Podane polecenie :: Proszę przepisać bez żadnych zmian ten fragment poniższych wpisów, który zaczyna się wierszem zawierającym "- panel-500-300-canvas: [882, 490, 1750, 976]", a kończy wierszem zawierającym "- panel-850-700-canvas: [882, 0, 1750, 484]", łącznie z obydwoma tymi wierszami.
+++ Dostarczony materiał
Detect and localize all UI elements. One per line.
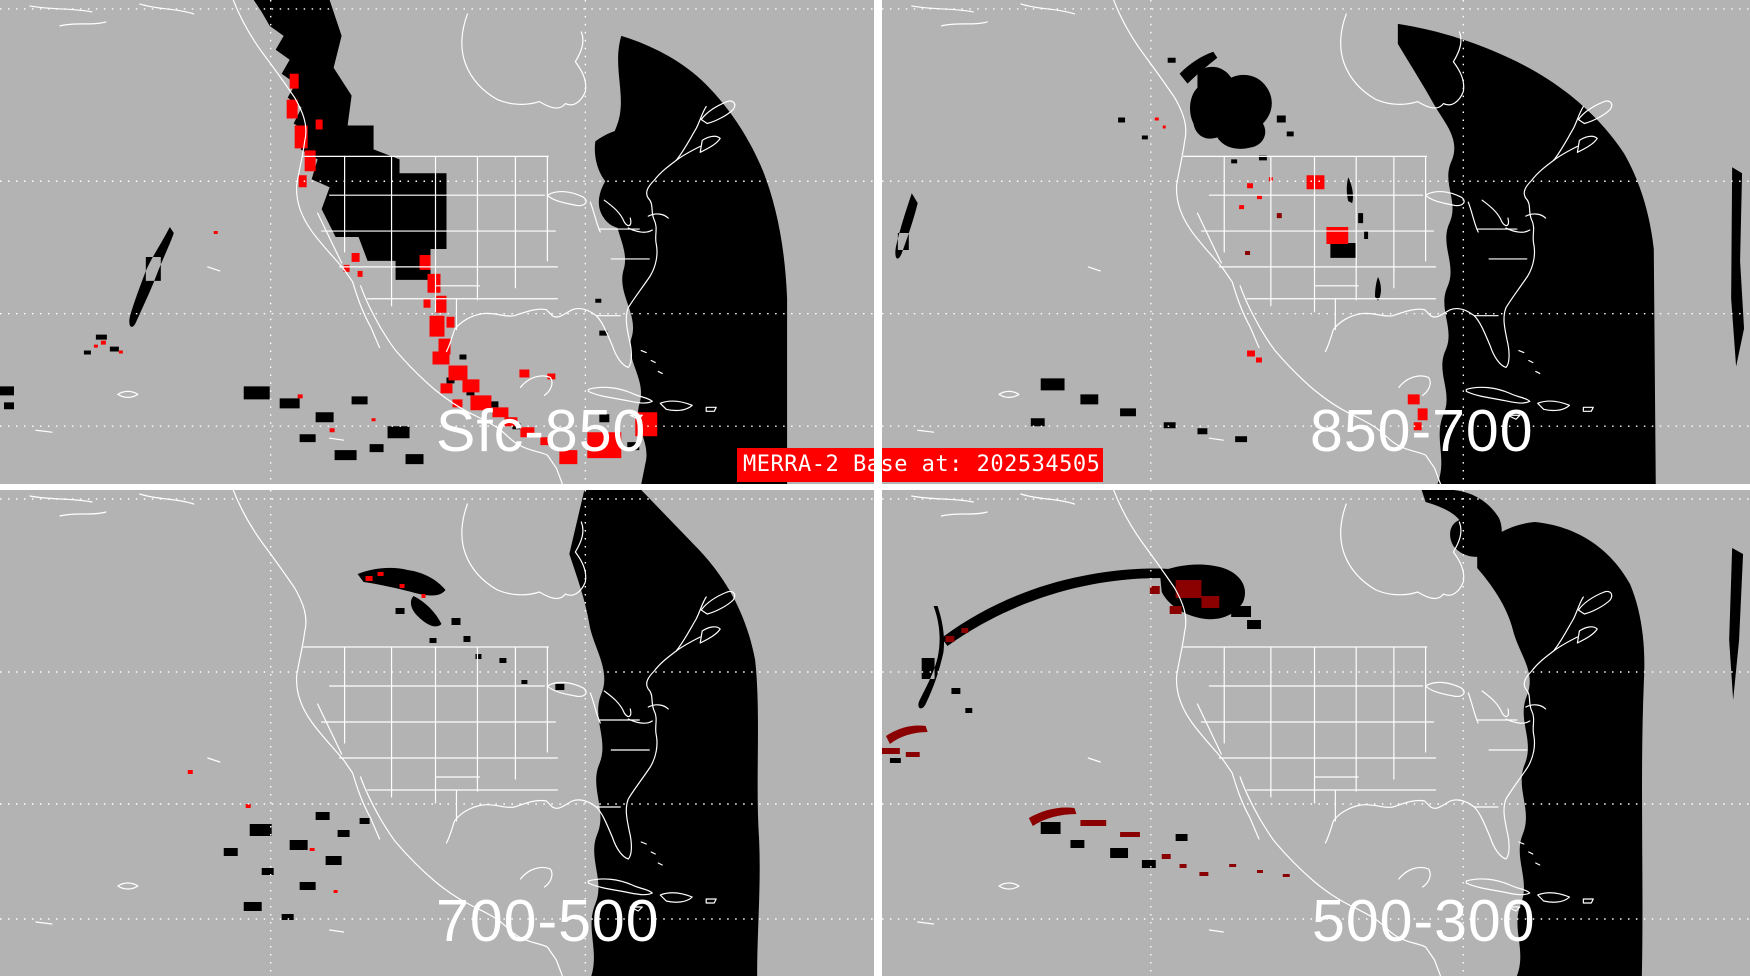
- panel-500-300-canvas: [882, 490, 1750, 976]
- panel-700-500-canvas: [0, 490, 874, 976]
- panel-sfc-850: [0, 0, 874, 484]
- red-flag-shapes: [93, 73, 658, 465]
- black-mask-shapes: [895, 23, 1745, 484]
- panel-label-sfc-850: Sfc-850: [436, 398, 647, 464]
- panel-700-500: [0, 490, 874, 976]
- timestamp-banner: MERRA-2 Base at: 202534505: [737, 448, 1103, 482]
- black-mask-shapes: [0, 0, 788, 484]
- black-mask-shapes: [223, 490, 760, 976]
- panel-850-700-canvas: [882, 0, 1750, 484]
- panel-divider-horizontal: [0, 484, 1750, 490]
- panel-850-700: [882, 0, 1750, 484]
- panel-label-500-300: 500-300: [1312, 888, 1536, 954]
- panel-500-300: [882, 490, 1750, 976]
- panel-label-700-500: 700-500: [436, 888, 660, 954]
- panel-sfc-850-canvas: [0, 0, 874, 484]
- panel-label-850-700: 850-700: [1310, 398, 1534, 464]
- dark-red-flag-shapes: [882, 580, 1290, 877]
++++++
Odpowiedź na zadanie ::
- panel-500-300-canvas: [882, 490, 1750, 976]
- panel-700-500-canvas: [0, 490, 874, 976]
- panel-sfc-850: [0, 0, 874, 484]
- red-flag-shapes: [93, 73, 658, 465]
- black-mask-shapes: [895, 23, 1745, 484]
- panel-label-sfc-850: Sfc-850: [436, 398, 647, 464]
- panel-700-500: [0, 490, 874, 976]
- timestamp-banner: MERRA-2 Base at: 202534505: [737, 448, 1103, 482]
- black-mask-shapes: [0, 0, 788, 484]
- black-mask-shapes: [223, 490, 760, 976]
- panel-850-700-canvas: [882, 0, 1750, 484]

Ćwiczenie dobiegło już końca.